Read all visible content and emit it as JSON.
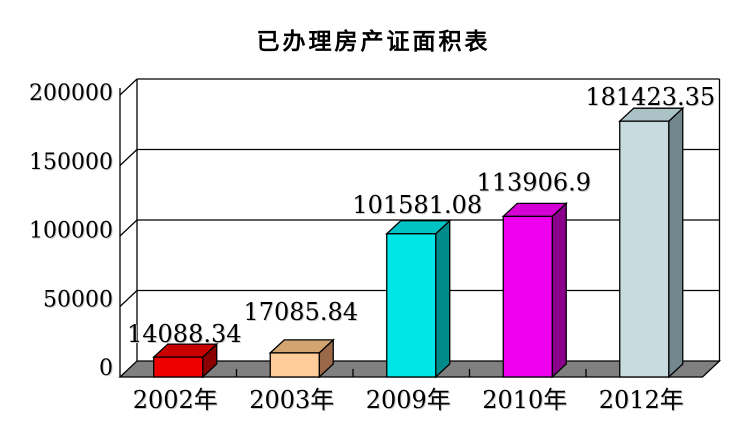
{
  "page": {
    "background_color": "#FFFFFF"
  },
  "chart_data": {
    "type": "bar",
    "subtype": "3d-column",
    "title": "已办理房产证面积表",
    "categories": [
      "2002年",
      "2003年",
      "2009年",
      "2010年",
      "2012年"
    ],
    "values": [
      14088.34,
      17085.84,
      101581.08,
      113906.9,
      181423.35
    ],
    "data_labels": [
      "14088.34",
      "17085.84",
      "101581.08",
      "113906.9",
      "181423.35"
    ],
    "xlabel": "",
    "ylabel": "",
    "ylim": [
      0,
      200000
    ],
    "y_tick_step": 50000,
    "y_tick_labels": [
      "0",
      "50000",
      "100000",
      "150000",
      "200000"
    ],
    "grid": true,
    "legend_position": "none",
    "bar_colors": [
      {
        "name": "red",
        "front": "#EE0000",
        "top": "#C80000",
        "side": "#8B0000"
      },
      {
        "name": "peach",
        "front": "#FFCC99",
        "top": "#D2A470",
        "side": "#9A6A48"
      },
      {
        "name": "cyan",
        "front": "#00E5E5",
        "top": "#00C4C4",
        "side": "#008B8B"
      },
      {
        "name": "magenta",
        "front": "#EE00EE",
        "top": "#D400D4",
        "side": "#8B008B"
      },
      {
        "name": "pale-blue",
        "front": "#C8DBDE",
        "top": "#ABC2C6",
        "side": "#72888E"
      }
    ],
    "floor_color": "#808080",
    "axis_color": "#000000",
    "text_color": "#000000"
  }
}
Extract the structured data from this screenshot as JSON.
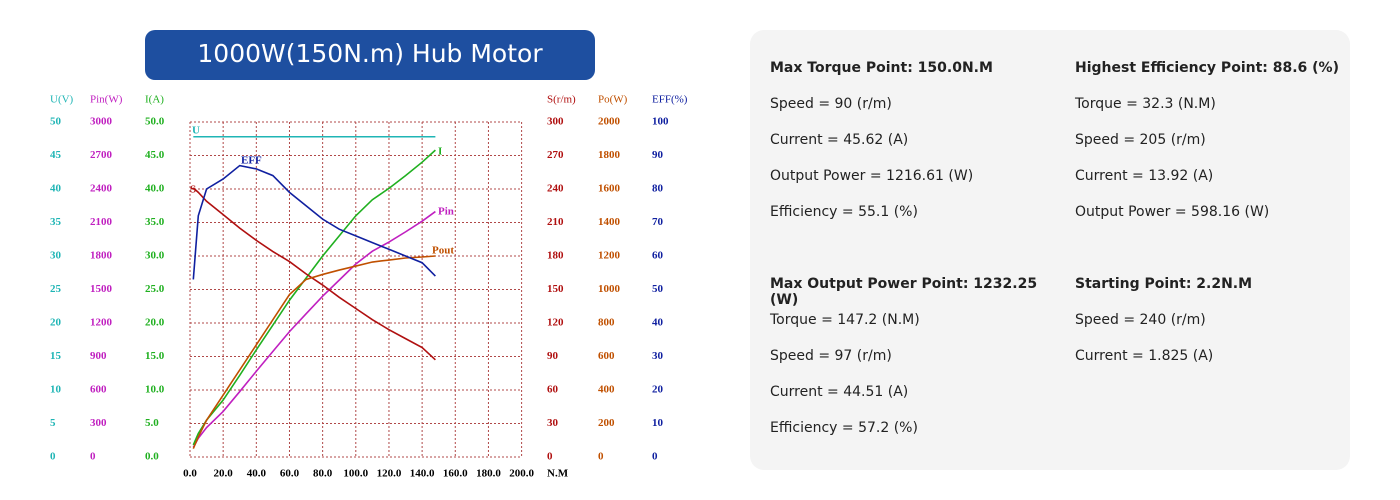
{
  "chart_data": {
    "type": "line",
    "title": "1000W(150N.m) Hub Motor",
    "x": [
      2,
      5,
      10,
      20,
      30,
      40,
      50,
      60,
      70,
      80,
      90,
      100,
      110,
      120,
      130,
      140,
      148
    ],
    "xlim": [
      0,
      200
    ],
    "xticks": [
      {
        "value": 0,
        "label": "0.0"
      },
      {
        "value": 20,
        "label": "20.0"
      },
      {
        "value": 40,
        "label": "40.0"
      },
      {
        "value": 60,
        "label": "60.0"
      },
      {
        "value": 80,
        "label": "80.0"
      },
      {
        "value": 100,
        "label": "100.0"
      },
      {
        "value": 120,
        "label": "120.0"
      },
      {
        "value": 140,
        "label": "140.0"
      },
      {
        "value": 160,
        "label": "160.0"
      },
      {
        "value": 180,
        "label": "180.0"
      },
      {
        "value": 200,
        "label": "200.0"
      }
    ],
    "xlabel": "N.M",
    "grid": true,
    "series": [
      {
        "name": "U",
        "axis_label": "U(V)",
        "color": "#1fb5b5",
        "ylim": [
          0,
          50
        ],
        "yticks": [
          0,
          5,
          10,
          15,
          20,
          25,
          30,
          35,
          40,
          45,
          50
        ],
        "values": [
          47.8,
          47.8,
          47.8,
          47.8,
          47.8,
          47.8,
          47.8,
          47.8,
          47.8,
          47.8,
          47.8,
          47.8,
          47.8,
          47.8,
          47.8,
          47.8,
          47.8
        ]
      },
      {
        "name": "Pin",
        "axis_label": "Pin(W)",
        "color": "#c020c0",
        "ylim": [
          0,
          3000
        ],
        "yticks": [
          0,
          300,
          600,
          900,
          1200,
          1500,
          1800,
          2100,
          2400,
          2700,
          3000
        ],
        "values": [
          86,
          168,
          264,
          408,
          586,
          768,
          946,
          1123,
          1282,
          1440,
          1584,
          1728,
          1843,
          1925,
          2016,
          2112,
          2198
        ]
      },
      {
        "name": "I",
        "axis_label": "I(A)",
        "color": "#20b020",
        "ylim": [
          0,
          50
        ],
        "yticks": [
          {
            "value": 0,
            "label": "0.0"
          },
          {
            "value": 5,
            "label": "5.0"
          },
          {
            "value": 10,
            "label": "10.0"
          },
          {
            "value": 15,
            "label": "15.0"
          },
          {
            "value": 20,
            "label": "20.0"
          },
          {
            "value": 25,
            "label": "25.0"
          },
          {
            "value": 30,
            "label": "30.0"
          },
          {
            "value": 35,
            "label": "35.0"
          },
          {
            "value": 40,
            "label": "40.0"
          },
          {
            "value": 45,
            "label": "45.0"
          },
          {
            "value": 50,
            "label": "50.0"
          }
        ],
        "values": [
          1.8,
          3.5,
          5.5,
          8.5,
          12.2,
          16,
          19.7,
          23.4,
          26.7,
          30,
          33,
          36,
          38.4,
          40.1,
          42,
          44,
          45.8
        ]
      },
      {
        "name": "S",
        "axis_label": "S(r/m)",
        "color": "#b01010",
        "ylim": [
          0,
          300
        ],
        "yticks": [
          0,
          30,
          60,
          90,
          120,
          150,
          180,
          210,
          240,
          270,
          300
        ],
        "values": [
          241,
          237,
          229,
          217,
          205,
          194,
          184,
          175,
          164,
          154,
          143,
          133,
          123,
          114,
          106,
          98,
          87
        ]
      },
      {
        "name": "Pout",
        "axis_label": "Po(W)",
        "color": "#c05000",
        "ylim": [
          0,
          2000
        ],
        "yticks": [
          0,
          200,
          400,
          600,
          800,
          1000,
          1200,
          1400,
          1600,
          1800,
          2000
        ],
        "values": [
          50,
          120,
          220,
          370,
          520,
          670,
          820,
          970,
          1060,
          1090,
          1116,
          1140,
          1164,
          1176,
          1188,
          1194,
          1200
        ]
      },
      {
        "name": "EFF",
        "axis_label": "EFF(%)",
        "color": "#1020a0",
        "ylim": [
          0,
          100
        ],
        "yticks": [
          0,
          10,
          20,
          30,
          40,
          50,
          60,
          70,
          80,
          90,
          100
        ],
        "values": [
          53,
          72,
          80,
          83,
          87,
          86,
          84,
          79,
          75,
          71,
          68,
          66,
          64,
          62,
          60,
          58,
          54
        ]
      }
    ]
  },
  "panel": {
    "sections": [
      {
        "title": "Max Torque Point: 150.0N.M",
        "lines": [
          "Speed = 90 (r/m)",
          "Current = 45.62 (A)",
          "Output Power = 1216.61 (W)",
          "Efficiency = 55.1 (%)"
        ]
      },
      {
        "title": "Highest Efficiency Point: 88.6 (%)",
        "lines": [
          "Torque = 32.3 (N.M)",
          "Speed = 205 (r/m)",
          "Current = 13.92 (A)",
          "Output Power = 598.16 (W)"
        ]
      },
      {
        "title": "Max Output Power Point: 1232.25 (W)",
        "lines": [
          "Torque = 147.2 (N.M)",
          "Speed = 97 (r/m)",
          "Current = 44.51 (A)",
          "Efficiency = 57.2 (%)"
        ]
      },
      {
        "title": "Starting Point: 2.2N.M",
        "lines": [
          "Speed = 240 (r/m)",
          "Current = 1.825 (A)"
        ]
      }
    ]
  }
}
==========
**What to do**
List all lines in the material containing the string "Point".

**Expected answer**
        "title": "Max Torque Point: 150.0N.M",
        "title": "Highest Efficiency Point: 88.6 (%)",
        "title": "Max Output Power Point: 1232.25 (W)",
        "title": "Starting Point: 2.2N.M",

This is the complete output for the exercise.